To be done> Show every line that has the string "JSON" in it.

Material shown>
==================================================

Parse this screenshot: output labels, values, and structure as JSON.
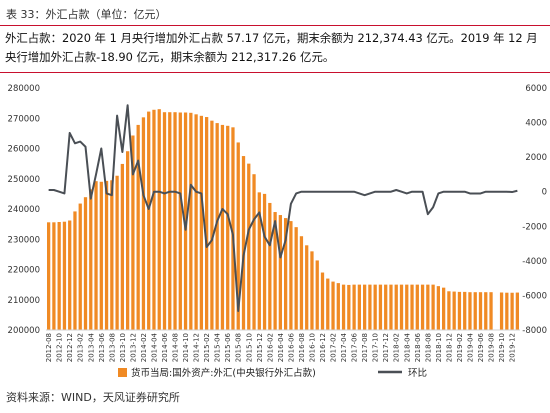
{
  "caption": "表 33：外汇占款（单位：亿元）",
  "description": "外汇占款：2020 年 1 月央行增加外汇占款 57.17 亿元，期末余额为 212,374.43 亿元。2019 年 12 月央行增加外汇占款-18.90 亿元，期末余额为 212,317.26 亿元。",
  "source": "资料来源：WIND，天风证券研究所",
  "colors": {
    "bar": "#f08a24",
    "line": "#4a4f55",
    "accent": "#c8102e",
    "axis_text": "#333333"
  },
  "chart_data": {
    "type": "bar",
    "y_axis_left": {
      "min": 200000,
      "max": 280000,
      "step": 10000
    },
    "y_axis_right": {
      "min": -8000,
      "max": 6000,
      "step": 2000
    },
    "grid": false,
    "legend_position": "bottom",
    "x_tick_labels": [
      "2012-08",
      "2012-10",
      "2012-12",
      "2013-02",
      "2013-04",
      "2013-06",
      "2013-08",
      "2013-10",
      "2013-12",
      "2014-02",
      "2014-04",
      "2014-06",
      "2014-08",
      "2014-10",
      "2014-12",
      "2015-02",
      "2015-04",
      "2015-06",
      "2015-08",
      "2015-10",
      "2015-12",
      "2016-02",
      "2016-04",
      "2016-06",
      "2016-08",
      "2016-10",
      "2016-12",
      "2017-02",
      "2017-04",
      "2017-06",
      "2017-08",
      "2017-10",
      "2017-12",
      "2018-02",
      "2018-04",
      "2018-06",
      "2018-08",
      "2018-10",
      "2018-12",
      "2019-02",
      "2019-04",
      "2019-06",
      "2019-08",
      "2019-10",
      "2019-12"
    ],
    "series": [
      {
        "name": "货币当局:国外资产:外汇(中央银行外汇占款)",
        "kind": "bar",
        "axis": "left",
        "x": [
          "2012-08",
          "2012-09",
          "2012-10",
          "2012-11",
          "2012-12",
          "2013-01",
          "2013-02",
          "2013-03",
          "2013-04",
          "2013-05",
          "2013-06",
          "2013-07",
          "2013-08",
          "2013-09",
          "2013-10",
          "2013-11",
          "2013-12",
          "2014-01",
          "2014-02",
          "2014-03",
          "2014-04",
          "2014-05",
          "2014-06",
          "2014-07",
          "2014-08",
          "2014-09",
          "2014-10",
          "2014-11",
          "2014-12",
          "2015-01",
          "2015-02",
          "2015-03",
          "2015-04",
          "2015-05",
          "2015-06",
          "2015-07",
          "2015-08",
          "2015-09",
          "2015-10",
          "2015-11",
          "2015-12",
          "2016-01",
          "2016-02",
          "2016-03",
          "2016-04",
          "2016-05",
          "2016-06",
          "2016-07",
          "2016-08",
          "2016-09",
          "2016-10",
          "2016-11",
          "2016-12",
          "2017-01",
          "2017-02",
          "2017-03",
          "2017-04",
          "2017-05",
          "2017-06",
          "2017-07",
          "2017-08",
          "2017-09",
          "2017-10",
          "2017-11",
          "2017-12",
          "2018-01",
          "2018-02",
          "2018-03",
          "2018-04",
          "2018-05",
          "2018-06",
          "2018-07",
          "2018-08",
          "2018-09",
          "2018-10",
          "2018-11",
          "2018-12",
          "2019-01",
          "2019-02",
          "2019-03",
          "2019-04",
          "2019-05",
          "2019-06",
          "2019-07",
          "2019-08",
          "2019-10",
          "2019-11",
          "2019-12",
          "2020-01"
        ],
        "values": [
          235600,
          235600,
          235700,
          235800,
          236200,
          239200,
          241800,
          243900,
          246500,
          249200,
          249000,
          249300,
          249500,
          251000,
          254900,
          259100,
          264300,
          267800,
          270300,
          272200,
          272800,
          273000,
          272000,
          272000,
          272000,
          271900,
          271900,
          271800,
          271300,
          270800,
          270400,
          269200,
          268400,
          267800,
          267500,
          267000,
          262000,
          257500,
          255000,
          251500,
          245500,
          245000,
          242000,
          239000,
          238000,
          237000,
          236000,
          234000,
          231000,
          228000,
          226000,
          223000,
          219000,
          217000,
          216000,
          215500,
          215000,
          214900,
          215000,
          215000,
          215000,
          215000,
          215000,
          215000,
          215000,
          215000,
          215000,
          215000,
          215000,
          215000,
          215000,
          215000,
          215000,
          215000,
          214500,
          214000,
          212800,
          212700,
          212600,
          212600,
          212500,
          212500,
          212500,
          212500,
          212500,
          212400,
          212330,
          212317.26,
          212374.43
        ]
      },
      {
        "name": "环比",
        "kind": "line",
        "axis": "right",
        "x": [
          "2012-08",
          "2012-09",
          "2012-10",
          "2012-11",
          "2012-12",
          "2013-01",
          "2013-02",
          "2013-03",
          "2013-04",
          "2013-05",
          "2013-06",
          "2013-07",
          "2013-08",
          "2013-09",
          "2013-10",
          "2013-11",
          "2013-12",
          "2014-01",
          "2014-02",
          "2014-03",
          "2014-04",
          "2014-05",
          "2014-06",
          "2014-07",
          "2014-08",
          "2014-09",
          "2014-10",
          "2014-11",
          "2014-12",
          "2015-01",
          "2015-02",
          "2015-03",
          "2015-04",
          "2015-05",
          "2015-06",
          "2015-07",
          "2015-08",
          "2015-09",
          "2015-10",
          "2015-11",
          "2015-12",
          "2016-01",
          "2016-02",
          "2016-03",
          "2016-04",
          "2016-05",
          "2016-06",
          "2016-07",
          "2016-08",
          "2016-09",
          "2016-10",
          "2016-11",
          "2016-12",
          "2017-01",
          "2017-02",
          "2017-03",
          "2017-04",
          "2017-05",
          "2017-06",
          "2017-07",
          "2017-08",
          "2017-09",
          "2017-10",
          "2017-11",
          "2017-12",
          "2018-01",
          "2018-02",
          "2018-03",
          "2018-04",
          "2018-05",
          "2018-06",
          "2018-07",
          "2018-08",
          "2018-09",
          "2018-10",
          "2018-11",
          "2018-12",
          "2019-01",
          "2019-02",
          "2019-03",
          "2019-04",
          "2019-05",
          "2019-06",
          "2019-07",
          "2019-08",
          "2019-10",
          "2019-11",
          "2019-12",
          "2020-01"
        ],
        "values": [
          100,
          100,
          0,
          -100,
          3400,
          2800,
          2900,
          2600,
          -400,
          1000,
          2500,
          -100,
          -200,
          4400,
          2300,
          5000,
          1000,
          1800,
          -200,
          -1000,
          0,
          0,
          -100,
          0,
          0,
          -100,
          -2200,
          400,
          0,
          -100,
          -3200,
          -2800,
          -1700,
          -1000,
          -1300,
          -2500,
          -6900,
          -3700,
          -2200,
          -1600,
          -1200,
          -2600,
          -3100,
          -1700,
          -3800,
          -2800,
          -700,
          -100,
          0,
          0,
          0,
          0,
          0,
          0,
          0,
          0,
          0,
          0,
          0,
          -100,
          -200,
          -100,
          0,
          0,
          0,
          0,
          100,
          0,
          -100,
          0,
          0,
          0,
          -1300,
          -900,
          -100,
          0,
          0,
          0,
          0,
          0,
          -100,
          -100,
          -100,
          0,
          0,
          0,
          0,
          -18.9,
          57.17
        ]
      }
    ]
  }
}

==================================================

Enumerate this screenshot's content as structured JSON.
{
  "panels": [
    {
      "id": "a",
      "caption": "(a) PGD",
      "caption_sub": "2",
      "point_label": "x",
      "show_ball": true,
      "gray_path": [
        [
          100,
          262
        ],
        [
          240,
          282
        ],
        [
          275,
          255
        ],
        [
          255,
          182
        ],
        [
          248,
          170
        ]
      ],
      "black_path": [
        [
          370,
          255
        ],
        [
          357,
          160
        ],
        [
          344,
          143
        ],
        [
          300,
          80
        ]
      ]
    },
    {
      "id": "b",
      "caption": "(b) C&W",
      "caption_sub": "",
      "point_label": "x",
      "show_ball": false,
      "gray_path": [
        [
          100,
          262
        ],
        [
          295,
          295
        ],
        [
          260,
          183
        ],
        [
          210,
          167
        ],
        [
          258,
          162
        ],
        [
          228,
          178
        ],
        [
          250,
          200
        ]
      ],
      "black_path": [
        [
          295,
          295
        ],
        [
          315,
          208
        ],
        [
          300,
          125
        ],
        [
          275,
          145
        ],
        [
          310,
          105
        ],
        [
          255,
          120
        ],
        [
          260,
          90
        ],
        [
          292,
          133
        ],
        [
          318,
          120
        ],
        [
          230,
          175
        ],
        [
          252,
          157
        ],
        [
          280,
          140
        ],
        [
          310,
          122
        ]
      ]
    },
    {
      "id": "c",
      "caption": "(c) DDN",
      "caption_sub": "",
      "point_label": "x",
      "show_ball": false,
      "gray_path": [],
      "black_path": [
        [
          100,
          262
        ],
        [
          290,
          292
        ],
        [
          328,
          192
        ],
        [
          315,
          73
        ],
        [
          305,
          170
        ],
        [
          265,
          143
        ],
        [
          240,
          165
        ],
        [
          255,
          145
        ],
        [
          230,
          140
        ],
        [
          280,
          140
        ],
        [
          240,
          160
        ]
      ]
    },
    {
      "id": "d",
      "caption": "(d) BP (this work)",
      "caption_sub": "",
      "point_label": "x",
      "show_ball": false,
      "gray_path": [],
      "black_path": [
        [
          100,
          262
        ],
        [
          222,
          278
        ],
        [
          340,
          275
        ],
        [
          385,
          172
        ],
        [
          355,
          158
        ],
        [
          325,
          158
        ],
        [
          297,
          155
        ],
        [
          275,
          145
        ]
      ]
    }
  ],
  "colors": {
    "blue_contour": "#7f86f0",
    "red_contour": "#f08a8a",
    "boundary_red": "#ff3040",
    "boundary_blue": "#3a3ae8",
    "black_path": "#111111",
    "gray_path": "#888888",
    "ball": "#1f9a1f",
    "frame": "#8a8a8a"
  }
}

==================================================

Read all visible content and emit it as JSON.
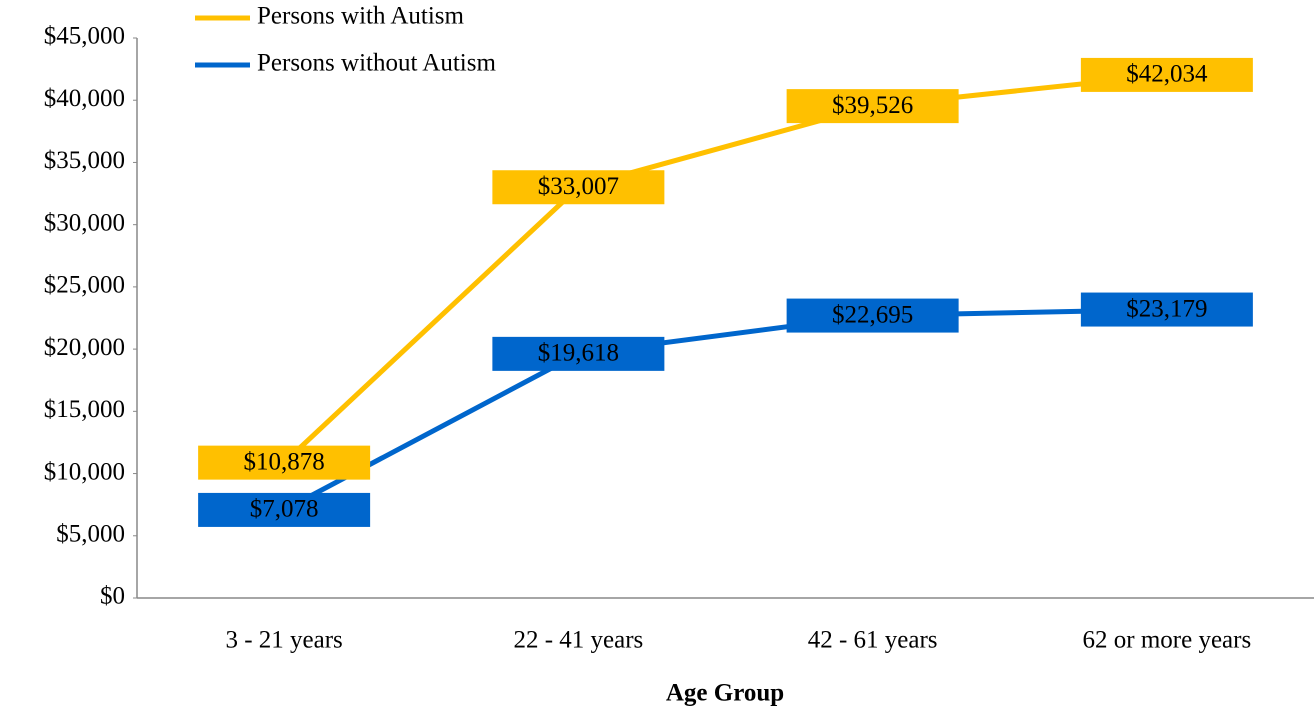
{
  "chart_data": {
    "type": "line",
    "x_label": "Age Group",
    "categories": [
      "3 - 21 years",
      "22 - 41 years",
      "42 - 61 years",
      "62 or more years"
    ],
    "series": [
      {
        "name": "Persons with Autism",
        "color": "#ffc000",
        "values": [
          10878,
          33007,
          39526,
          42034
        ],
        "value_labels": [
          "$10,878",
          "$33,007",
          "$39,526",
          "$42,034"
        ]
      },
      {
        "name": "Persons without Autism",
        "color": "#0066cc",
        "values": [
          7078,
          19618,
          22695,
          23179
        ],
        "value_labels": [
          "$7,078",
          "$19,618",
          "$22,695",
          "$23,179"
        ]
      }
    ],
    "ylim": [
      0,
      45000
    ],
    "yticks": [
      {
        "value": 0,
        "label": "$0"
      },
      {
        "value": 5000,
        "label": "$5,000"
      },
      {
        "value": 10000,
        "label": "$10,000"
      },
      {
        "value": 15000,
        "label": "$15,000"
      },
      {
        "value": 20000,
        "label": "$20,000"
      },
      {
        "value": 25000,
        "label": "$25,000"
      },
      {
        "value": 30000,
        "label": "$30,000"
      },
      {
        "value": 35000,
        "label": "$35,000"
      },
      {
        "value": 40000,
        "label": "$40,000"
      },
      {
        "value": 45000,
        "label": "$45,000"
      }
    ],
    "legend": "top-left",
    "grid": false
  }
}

==================================================

Correct output>
Parse this screenshot: output labels, values, and structure as JSON.
Enumerate this screenshot's content as structured JSON.
Read all visible content and emit it as JSON.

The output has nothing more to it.